WHAT IS EXPECTED
Repeat the material below exactly, line for line.

(Source data)
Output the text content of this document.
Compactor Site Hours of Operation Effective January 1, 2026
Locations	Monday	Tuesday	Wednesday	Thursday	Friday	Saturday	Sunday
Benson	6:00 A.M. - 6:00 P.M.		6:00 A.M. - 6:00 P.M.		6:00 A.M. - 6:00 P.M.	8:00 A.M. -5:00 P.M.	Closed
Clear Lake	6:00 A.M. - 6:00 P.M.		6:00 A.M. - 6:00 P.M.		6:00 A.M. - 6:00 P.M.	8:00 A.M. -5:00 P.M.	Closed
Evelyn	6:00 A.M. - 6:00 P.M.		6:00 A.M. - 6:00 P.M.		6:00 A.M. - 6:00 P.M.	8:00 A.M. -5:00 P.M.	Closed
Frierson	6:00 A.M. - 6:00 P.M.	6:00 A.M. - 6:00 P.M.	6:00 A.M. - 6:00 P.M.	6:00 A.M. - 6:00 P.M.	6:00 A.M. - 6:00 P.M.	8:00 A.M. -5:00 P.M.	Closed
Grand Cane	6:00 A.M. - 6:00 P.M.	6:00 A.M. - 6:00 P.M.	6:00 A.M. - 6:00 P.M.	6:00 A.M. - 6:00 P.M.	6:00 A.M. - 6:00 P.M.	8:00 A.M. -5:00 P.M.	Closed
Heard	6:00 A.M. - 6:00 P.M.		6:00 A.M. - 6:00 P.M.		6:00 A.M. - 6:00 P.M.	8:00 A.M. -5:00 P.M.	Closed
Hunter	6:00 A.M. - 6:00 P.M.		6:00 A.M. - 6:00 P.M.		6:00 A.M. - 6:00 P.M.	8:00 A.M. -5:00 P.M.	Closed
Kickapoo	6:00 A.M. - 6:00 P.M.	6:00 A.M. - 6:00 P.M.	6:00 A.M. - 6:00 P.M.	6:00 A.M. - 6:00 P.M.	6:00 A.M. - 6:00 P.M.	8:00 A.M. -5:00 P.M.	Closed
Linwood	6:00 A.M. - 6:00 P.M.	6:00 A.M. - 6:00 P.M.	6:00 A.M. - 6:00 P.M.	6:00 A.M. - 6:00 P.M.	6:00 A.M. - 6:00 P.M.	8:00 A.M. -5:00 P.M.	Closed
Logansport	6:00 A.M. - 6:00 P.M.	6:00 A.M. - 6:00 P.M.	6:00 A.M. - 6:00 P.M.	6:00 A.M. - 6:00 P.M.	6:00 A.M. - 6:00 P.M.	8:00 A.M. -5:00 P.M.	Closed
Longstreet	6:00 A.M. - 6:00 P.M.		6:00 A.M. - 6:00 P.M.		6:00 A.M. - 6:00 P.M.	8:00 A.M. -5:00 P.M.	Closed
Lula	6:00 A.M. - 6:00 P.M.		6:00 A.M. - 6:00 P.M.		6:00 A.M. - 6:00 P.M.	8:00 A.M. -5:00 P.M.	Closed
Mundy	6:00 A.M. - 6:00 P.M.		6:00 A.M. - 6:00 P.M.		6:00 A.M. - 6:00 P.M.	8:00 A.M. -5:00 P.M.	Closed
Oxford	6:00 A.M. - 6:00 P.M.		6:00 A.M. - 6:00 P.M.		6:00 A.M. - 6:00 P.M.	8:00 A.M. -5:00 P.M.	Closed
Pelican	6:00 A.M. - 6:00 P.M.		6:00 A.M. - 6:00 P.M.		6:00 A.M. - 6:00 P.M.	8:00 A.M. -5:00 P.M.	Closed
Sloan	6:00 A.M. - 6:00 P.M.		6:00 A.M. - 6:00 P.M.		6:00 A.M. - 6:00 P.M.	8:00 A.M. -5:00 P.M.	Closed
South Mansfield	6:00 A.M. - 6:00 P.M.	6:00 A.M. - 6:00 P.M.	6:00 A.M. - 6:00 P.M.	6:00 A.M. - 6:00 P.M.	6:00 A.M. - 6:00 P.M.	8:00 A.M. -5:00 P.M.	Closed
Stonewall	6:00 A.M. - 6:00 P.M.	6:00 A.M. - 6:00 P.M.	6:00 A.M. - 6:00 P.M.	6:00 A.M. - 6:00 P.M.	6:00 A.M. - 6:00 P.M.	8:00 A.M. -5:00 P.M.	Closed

EXPECTED ANSWER
Output the text content of this document.
Compactor Site Hours of Operation Effective January 1, 2026
Locations	Monday	Tuesday	Wednesday	Thursday	Friday	Saturday	Sunday
Benson	6:00 A.M. - 6:00 P.M.		6:00 A.M. - 6:00 P.M.		6:00 A.M. - 6:00 P.M.	8:00 A.M. -5:00 P.M.	Closed
Clear Lake	6:00 A.M. - 6:00 P.M.		6:00 A.M. - 6:00 P.M.		6:00 A.M. - 6:00 P.M.	8:00 A.M. -5:00 P.M.	Closed
Evelyn	6:00 A.M. - 6:00 P.M.		6:00 A.M. - 6:00 P.M.		6:00 A.M. - 6:00 P.M.	8:00 A.M. -5:00 P.M.	Closed
Frierson	6:00 A.M. - 6:00 P.M.	6:00 A.M. - 6:00 P.M.	6:00 A.M. - 6:00 P.M.	6:00 A.M. - 6:00 P.M.	6:00 A.M. - 6:00 P.M.	8:00 A.M. -5:00 P.M.	Closed
Grand Cane	6:00 A.M. - 6:00 P.M.	6:00 A.M. - 6:00 P.M.	6:00 A.M. - 6:00 P.M.	6:00 A.M. - 6:00 P.M.	6:00 A.M. - 6:00 P.M.	8:00 A.M. -5:00 P.M.	Closed
Heard	6:00 A.M. - 6:00 P.M.		6:00 A.M. - 6:00 P.M.		6:00 A.M. - 6:00 P.M.	8:00 A.M. -5:00 P.M.	Closed
Hunter	6:00 A.M. - 6:00 P.M.		6:00 A.M. - 6:00 P.M.		6:00 A.M. - 6:00 P.M.	8:00 A.M. -5:00 P.M.	Closed
Kickapoo	6:00 A.M. - 6:00 P.M.	6:00 A.M. - 6:00 P.M.	6:00 A.M. - 6:00 P.M.	6:00 A.M. - 6:00 P.M.	6:00 A.M. - 6:00 P.M.	8:00 A.M. -5:00 P.M.	Closed
Linwood	6:00 A.M. - 6:00 P.M.	6:00 A.M. - 6:00 P.M.	6:00 A.M. - 6:00 P.M.	6:00 A.M. - 6:00 P.M.	6:00 A.M. - 6:00 P.M.	8:00 A.M. -5:00 P.M.	Closed
Logansport	6:00 A.M. - 6:00 P.M.	6:00 A.M. - 6:00 P.M.	6:00 A.M. - 6:00 P.M.	6:00 A.M. - 6:00 P.M.	6:00 A.M. - 6:00 P.M.	8:00 A.M. -5:00 P.M.	Closed
Longstreet	6:00 A.M. - 6:00 P.M.		6:00 A.M. - 6:00 P.M.		6:00 A.M. - 6:00 P.M.	8:00 A.M. -5:00 P.M.	Closed
Lula	6:00 A.M. - 6:00 P.M.		6:00 A.M. - 6:00 P.M.		6:00 A.M. - 6:00 P.M.	8:00 A.M. -5:00 P.M.	Closed
Mundy	6:00 A.M. - 6:00 P.M.		6:00 A.M. - 6:00 P.M.		6:00 A.M. - 6:00 P.M.	8:00 A.M. -5:00 P.M.	Closed
Oxford	6:00 A.M. - 6:00 P.M.		6:00 A.M. - 6:00 P.M.		6:00 A.M. - 6:00 P.M.	8:00 A.M. -5:00 P.M.	Closed
Pelican	6:00 A.M. - 6:00 P.M.		6:00 A.M. - 6:00 P.M.		6:00 A.M. - 6:00 P.M.	8:00 A.M. -5:00 P.M.	Closed
Sloan	6:00 A.M. - 6:00 P.M.		6:00 A.M. - 6:00 P.M.		6:00 A.M. - 6:00 P.M.	8:00 A.M. -5:00 P.M.	Closed
South Mansfield	6:00 A.M. - 6:00 P.M.	6:00 A.M. - 6:00 P.M.	6:00 A.M. - 6:00 P.M.	6:00 A.M. - 6:00 P.M.	6:00 A.M. - 6:00 P.M.	8:00 A.M. -5:00 P.M.	Closed
Stonewall	6:00 A.M. - 6:00 P.M.	6:00 A.M. - 6:00 P.M.	6:00 A.M. - 6:00 P.M.	6:00 A.M. - 6:00 P.M.	6:00 A.M. - 6:00 P.M.	8:00 A.M. -5:00 P.M.	Closed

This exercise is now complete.